▶ _What you will do_:
Look below. Copy each line that has "我转变自己的学习观念" in it.

▶ _Given entries_:
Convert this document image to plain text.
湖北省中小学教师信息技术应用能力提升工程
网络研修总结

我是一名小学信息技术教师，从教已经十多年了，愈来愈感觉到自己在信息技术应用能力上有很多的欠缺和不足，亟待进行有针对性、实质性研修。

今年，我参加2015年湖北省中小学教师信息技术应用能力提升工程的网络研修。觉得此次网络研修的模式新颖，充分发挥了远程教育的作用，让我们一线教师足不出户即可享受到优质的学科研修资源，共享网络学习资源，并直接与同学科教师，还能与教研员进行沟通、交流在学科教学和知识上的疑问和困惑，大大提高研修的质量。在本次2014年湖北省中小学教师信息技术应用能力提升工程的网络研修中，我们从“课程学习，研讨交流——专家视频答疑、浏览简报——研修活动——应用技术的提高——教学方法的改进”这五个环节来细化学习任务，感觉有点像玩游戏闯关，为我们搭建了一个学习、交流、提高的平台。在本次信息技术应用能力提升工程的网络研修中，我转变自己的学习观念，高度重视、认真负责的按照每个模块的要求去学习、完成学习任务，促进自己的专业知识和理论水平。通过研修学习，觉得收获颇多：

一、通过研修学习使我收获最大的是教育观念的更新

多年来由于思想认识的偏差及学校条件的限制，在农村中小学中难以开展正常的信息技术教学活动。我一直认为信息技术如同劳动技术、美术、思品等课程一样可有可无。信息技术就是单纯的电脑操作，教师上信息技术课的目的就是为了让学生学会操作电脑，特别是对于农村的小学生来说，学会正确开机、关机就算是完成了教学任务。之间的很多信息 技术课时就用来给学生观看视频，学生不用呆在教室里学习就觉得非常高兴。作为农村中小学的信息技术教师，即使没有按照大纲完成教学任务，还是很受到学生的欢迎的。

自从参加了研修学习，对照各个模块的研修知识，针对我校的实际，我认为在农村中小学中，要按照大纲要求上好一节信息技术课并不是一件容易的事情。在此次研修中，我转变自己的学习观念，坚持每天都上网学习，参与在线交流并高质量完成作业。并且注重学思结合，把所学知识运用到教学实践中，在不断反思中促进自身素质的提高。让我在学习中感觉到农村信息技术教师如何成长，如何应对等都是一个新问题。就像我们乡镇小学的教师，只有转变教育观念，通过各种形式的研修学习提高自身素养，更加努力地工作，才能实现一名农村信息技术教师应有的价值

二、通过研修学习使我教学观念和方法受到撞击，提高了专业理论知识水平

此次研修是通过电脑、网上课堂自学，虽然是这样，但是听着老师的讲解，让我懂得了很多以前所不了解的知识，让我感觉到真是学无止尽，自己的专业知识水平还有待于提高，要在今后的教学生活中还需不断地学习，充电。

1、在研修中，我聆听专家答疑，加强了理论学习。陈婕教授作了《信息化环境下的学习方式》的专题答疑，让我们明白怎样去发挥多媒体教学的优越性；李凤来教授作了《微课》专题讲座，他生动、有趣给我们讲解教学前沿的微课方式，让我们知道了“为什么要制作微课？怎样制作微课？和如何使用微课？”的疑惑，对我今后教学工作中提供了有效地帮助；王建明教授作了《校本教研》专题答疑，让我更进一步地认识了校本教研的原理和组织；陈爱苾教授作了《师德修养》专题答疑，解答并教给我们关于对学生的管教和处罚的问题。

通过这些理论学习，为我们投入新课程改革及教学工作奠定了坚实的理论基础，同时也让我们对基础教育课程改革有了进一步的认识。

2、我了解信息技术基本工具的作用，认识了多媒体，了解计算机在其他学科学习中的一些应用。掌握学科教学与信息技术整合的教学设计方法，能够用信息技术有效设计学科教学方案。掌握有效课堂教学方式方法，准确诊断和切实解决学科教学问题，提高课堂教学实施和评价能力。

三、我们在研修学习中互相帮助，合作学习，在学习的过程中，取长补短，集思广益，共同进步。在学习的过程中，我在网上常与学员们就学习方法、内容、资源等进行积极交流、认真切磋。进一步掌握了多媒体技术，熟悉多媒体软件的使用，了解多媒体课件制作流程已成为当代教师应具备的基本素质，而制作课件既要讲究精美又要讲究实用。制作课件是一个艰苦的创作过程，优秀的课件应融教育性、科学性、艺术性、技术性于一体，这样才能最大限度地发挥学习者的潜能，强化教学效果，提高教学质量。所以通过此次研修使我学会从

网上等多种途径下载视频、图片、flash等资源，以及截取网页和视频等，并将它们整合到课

▶ _Written answer_:
今年，我参加2015年湖北省中小学教师信息技术应用能力提升工程的网络研修。觉得此次网络研修的模式新颖，充分发挥了远程教育的作用，让我们一线教师足不出户即可享受到优质的学科研修资源，共享网络学习资源，并直接与同学科教师，还能与教研员进行沟通、交流在学科教学和知识上的疑问和困惑，大大提高研修的质量。在本次2014年湖北省中小学教师信息技术应用能力提升工程的网络研修中，我们从“课程学习，研讨交流——专家视频答疑、浏览简报——研修活动——应用技术的提高——教学方法的改进”这五个环节来细化学习任务，感觉有点像玩游戏闯关，为我们搭建了一个学习、交流、提高的平台。在本次信息技术应用能力提升工程的网络研修中，我转变自己的学习观念，高度重视、认真负责的按照每个模块的要求去学习、完成学习任务，促进自己的专业知识和理论水平。通过研修学习，觉得收获颇多：
自从参加了研修学习，对照各个模块的研修知识，针对我校的实际，我认为在农村中小学中，要按照大纲要求上好一节信息技术课并不是一件容易的事情。在此次研修中，我转变自己的学习观念，坚持每天都上网学习，参与在线交流并高质量完成作业。并且注重学思结合，把所学知识运用到教学实践中，在不断反思中促进自身素质的提高。让我在学习中感觉到农村信息技术教师如何成长，如何应对等都是一个新问题。就像我们乡镇小学的教师，只有转变教育观念，通过各种形式的研修学习提高自身素养，更加努力地工作，才能实现一名农村信息技术教师应有的价值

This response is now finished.